Required tasks
A) Answer these questions about the platform design text:
(i) What date range does the partition submissions_2024_02 cover?
(ii) Which endpoint is listed for polling submission status?
(iii) What size is given to the in-memory LRU cache in CacheManager?
B) Arrange the lines of the records as a Markdown table with the columns Row and Record line, starting at the line that has "post-stats: 좋아요 264" and stopping after the line that has "post-body-text: 아침 식사는". Leave out blank lines.

Extract to read
Partitioning Strategy

-- Partition submissions by date for better performance
CREATE TABLE submissions_2024_01 PARTITION OF submissions
    FOR VALUES FROM ('2024-01-01') TO ('2024-02-01');

CREATE TABLE submissions_2024_02 PARTITION OF submissions
    FOR VALUES FROM ('2024-02-01') TO ('2024-03-01');
-- ... etc

API Design

REST API Endpoints

# Authentication
POST   /api/v1/auth/register
POST   /api/v1/auth/login
POST   /api/v1/auth/logout
GET    /api/v1/auth/me

# Problems
GET    /api/v1/problems                    # List problems
GET    /api/v1/problems/:slug              # Get problem details
GET    /api/v1/problems/:slug/submissions  # Get user submissions
POST   /api/v1/problems/:slug/submit       # Submit solution
POST   /api/v1/problems/:slug/run          # Run custom test

# Submissions
GET    /api/v1/submissions/:id             # Get submission details
GET    /api/v1/submissions/:id/status      # Poll submission status

# Leaderboard
GET    /api/v1/leaderboard/global          # Global leaderboard
GET    /api/v1/leaderboard/daily           # Daily leaderboard
GET    /api/v1/users/:id/rank              # User rank

# User
GET    /api/v1/users/:id/profile           # User profile
GET    /api/v1/users/:id/statistics        # User stats
GET    /api/v1/users/:id/submissions       # User submission history

Example API Request/Response

// POST /api/v1/problems/two-sum/submit
{
    "language": "python",
    "code": "class Solution:\n    def twoSum(self, nums, target):\n        ..."
}

// Response
{
    "submission_id": "550e8400-e29b-41d4-a716-446655440000",
    "status": "QUEUED",
    "message": "Your submission is being processed"
}

// GET /api/v1/submissions/550e8400-e29b-41d4-a716-446655440000
{
    "submission_id": "550e8400-e29b-41d4-a716-446655440000",
    "status": "ACCEPTED",
    "runtime": 152,
    "memory": 45.2,
    "language": "python",
    "passed_tests": 58,
    "total_tests": 58,
    "percentile": {
        "runtime": 85.2,
        "memory": 72.1
    }
}

Scalability & Optimization

Caching Strategy

Cache Layers

# Multi-level caching implementation
class CacheManager:
    def __init__(self):
        self.l1_cache = LRUCache(1000)  # In-memory
        self.l2_cache = RedisCache()    # Distributed

    def get_problem(self, problem_id):
        # L1: In-memory cache
        cached = self.l1_cache.get(f"problem:{problem_id}")
        if cached:
            return cached

        # L2: Redis cache
        cached = self.l2_cache.get(f"problem:{problem_id}")

Information provided
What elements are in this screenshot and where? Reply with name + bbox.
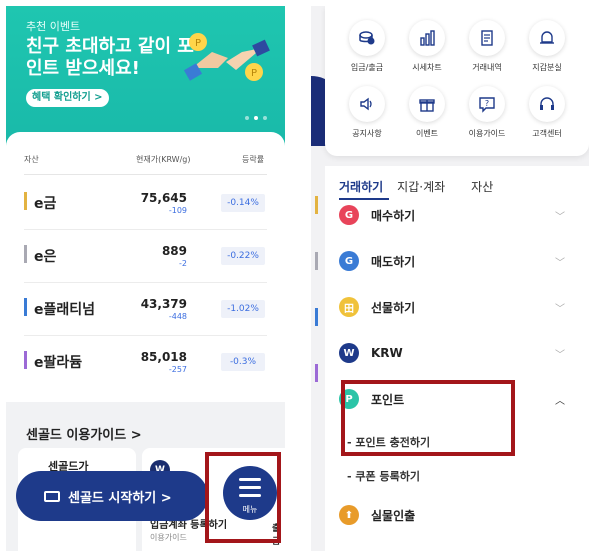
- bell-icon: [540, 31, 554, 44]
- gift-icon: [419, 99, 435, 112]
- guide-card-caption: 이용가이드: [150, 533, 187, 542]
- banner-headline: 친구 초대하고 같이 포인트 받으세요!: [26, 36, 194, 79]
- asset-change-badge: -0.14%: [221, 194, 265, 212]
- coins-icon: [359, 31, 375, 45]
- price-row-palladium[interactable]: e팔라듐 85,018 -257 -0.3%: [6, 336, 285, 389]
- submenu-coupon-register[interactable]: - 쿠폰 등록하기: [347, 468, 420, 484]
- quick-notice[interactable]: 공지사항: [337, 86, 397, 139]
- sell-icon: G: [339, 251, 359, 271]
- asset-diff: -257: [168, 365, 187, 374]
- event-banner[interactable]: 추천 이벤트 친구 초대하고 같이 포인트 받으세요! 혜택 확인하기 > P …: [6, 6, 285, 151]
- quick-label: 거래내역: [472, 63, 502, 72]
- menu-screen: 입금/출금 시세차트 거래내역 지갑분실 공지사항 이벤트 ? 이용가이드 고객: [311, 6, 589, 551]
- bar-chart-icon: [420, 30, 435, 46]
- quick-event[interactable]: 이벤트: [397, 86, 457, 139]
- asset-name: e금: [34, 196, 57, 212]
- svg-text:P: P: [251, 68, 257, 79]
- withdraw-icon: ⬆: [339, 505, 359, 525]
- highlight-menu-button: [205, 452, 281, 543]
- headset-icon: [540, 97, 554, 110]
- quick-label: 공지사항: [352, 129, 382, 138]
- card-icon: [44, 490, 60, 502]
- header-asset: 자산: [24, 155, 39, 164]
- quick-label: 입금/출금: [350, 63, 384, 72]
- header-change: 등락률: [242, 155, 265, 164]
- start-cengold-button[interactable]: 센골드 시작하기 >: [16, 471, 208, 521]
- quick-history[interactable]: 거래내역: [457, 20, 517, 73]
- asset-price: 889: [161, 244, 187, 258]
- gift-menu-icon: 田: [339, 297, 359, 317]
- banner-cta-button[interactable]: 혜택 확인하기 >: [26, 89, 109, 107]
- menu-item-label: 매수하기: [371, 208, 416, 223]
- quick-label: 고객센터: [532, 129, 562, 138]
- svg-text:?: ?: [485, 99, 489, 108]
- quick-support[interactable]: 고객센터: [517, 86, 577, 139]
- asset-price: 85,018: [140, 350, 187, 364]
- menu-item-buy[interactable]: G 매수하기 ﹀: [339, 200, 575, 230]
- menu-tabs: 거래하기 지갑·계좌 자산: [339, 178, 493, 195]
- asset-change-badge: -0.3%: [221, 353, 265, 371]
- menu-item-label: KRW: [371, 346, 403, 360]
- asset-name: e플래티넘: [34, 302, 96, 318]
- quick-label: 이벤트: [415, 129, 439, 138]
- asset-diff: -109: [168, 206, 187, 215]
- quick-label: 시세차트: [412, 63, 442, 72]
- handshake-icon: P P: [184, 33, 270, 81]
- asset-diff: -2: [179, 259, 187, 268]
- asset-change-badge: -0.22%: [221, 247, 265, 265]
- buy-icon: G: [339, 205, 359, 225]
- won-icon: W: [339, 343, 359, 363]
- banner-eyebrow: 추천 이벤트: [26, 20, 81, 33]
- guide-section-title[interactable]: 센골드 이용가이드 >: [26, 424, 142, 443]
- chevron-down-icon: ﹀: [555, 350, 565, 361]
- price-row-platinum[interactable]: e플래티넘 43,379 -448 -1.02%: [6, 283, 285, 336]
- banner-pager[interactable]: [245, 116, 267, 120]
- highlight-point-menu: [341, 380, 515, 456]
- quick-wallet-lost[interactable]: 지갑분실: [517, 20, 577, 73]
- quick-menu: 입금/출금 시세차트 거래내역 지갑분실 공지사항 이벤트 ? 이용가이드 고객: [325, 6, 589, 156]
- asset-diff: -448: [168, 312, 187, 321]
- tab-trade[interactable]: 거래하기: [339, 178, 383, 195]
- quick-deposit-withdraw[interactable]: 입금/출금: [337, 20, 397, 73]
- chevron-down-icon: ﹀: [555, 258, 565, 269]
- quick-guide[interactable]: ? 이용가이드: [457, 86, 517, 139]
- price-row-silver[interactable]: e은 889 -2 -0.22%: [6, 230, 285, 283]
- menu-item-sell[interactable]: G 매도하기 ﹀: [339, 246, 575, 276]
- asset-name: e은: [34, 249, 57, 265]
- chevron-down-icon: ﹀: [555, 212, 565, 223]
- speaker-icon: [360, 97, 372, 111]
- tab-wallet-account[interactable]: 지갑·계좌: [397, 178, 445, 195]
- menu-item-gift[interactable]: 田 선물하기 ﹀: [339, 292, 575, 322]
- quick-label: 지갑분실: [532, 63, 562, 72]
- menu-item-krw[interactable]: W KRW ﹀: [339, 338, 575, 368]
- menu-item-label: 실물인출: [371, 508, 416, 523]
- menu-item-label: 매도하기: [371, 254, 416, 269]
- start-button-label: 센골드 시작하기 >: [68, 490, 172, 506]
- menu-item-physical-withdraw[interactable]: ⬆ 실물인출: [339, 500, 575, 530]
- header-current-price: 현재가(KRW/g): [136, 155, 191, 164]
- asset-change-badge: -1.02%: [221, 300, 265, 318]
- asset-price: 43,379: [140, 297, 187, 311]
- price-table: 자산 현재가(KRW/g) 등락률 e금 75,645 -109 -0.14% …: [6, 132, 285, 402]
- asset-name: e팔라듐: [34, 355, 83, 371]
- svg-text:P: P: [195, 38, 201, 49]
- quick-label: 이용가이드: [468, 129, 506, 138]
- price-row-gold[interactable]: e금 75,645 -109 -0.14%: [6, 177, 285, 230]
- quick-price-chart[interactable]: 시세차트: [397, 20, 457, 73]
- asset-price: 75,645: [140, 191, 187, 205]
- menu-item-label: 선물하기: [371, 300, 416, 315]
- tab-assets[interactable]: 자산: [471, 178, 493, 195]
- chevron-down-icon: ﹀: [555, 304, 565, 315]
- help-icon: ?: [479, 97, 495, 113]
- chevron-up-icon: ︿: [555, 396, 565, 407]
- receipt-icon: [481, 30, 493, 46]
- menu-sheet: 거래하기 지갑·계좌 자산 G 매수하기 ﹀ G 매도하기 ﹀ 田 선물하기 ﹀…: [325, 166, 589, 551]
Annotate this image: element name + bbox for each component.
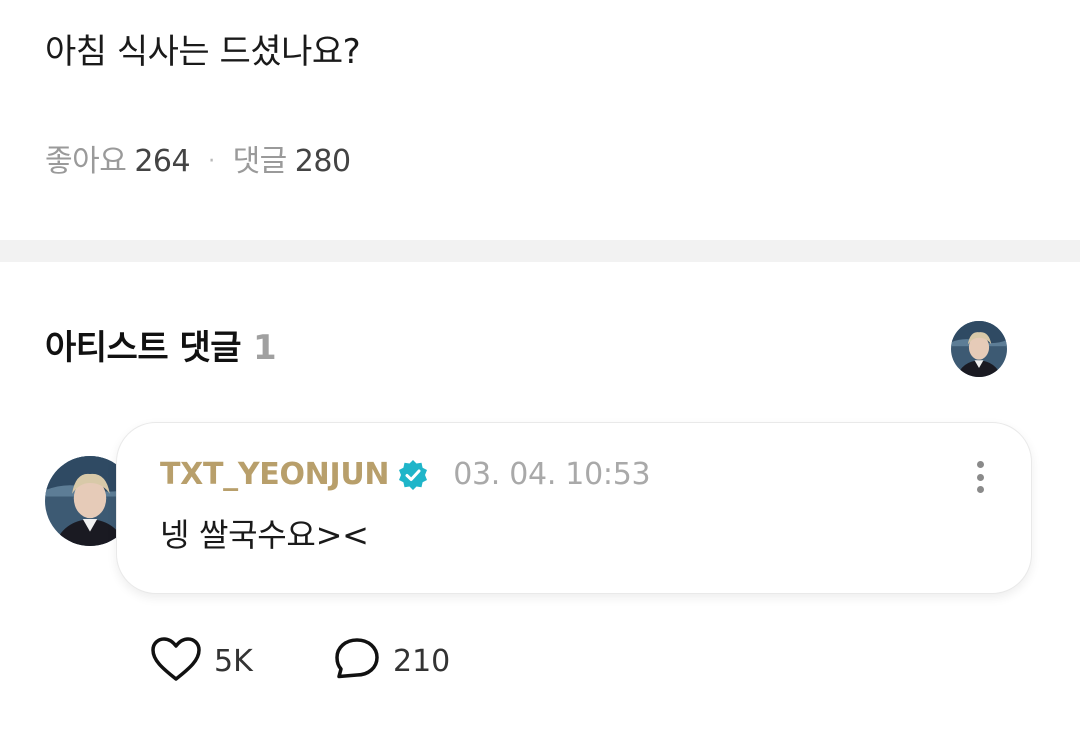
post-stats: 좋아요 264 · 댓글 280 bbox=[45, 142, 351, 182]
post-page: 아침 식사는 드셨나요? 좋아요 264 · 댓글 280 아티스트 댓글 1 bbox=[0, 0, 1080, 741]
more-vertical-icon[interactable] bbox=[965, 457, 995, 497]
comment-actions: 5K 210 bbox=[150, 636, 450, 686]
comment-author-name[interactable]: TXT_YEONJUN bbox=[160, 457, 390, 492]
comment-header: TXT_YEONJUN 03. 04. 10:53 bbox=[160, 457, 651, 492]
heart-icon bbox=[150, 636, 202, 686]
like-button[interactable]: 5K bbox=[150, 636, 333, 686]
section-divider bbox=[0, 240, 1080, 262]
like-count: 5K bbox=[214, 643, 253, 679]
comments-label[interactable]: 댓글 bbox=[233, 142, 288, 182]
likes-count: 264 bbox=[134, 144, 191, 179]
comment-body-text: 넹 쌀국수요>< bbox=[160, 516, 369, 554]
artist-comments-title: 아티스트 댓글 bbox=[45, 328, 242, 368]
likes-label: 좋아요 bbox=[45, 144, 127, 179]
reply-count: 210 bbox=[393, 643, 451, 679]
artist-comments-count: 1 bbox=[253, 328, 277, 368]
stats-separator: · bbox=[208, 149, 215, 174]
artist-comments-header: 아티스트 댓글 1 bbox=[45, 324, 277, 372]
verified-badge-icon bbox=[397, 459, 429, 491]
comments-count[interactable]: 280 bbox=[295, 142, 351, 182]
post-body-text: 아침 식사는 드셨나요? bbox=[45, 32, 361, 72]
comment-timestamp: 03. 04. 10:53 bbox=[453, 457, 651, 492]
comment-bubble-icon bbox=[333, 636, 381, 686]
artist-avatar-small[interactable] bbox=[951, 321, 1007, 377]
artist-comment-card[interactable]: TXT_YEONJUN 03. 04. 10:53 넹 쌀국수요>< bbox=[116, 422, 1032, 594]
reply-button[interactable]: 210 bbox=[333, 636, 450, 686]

Task solutions
A)
(i) From 2024-02-01 to 2024-03-01.
(ii) GET /api/v1/submissions/:id/status
(iii) 1000.

B)
| Row | Record line |
|---|---|
| 1 | post-stats: 좋아요 264 · 댓글 280 bbox=[45, 142, 351, 182] |
| 2 | post-page: 아침 식사는 드셨나요? 좋아요 264 · 댓글 280 아티스트 댓글 1 bbox=[0, 0, 1080, 741] |
| 3 | more-vertical-icon[interactable] bbox=[965, 457, 995, 497] |
| 4 | comment-actions: 5K 210 bbox=[150, 636, 450, 686] |
| 5 | comment-author-name[interactable]: TXT_YEONJUN bbox=[160, 457, 390, 492] |
| 6 | comment-header: TXT_YEONJUN 03. 04. 10:53 bbox=[160, 457, 651, 492] |
| 7 | heart-icon bbox=[150, 636, 202, 686] |
| 8 | like-button[interactable]: 5K bbox=[150, 636, 333, 686] |
| 9 | section-divider bbox=[0, 240, 1080, 262] |
| 10 | like-count: 5K bbox=[214, 643, 253, 679] |
| 11 | comments-label[interactable]: 댓글 bbox=[233, 142, 288, 182] |
| 12 | likes-count: 264 bbox=[134, 144, 191, 179] |
| 13 | comment-body-text: 넹 쌀국수요>< bbox=[160, 516, 369, 554] |
| 14 | artist-comments-title: 아티스트 댓글 bbox=[45, 328, 242, 368] |
| 15 | likes-label: 좋아요 bbox=[45, 144, 127, 179] |
| 16 | reply-count: 210 bbox=[393, 643, 451, 679] |
| 17 | artist-comments-count: 1 bbox=[253, 328, 277, 368] |
| 18 | stats-separator: · bbox=[208, 149, 215, 174] |
| 19 | artist-comments-header: 아티스트 댓글 1 bbox=[45, 324, 277, 372] |
| 20 | verified-badge-icon bbox=[397, 459, 429, 491] |
| 21 | comments-count[interactable]: 280 bbox=[295, 142, 351, 182] |
| 22 | post-body-text: 아침 식사는 드셨나요? bbox=[45, 32, 361, 72] |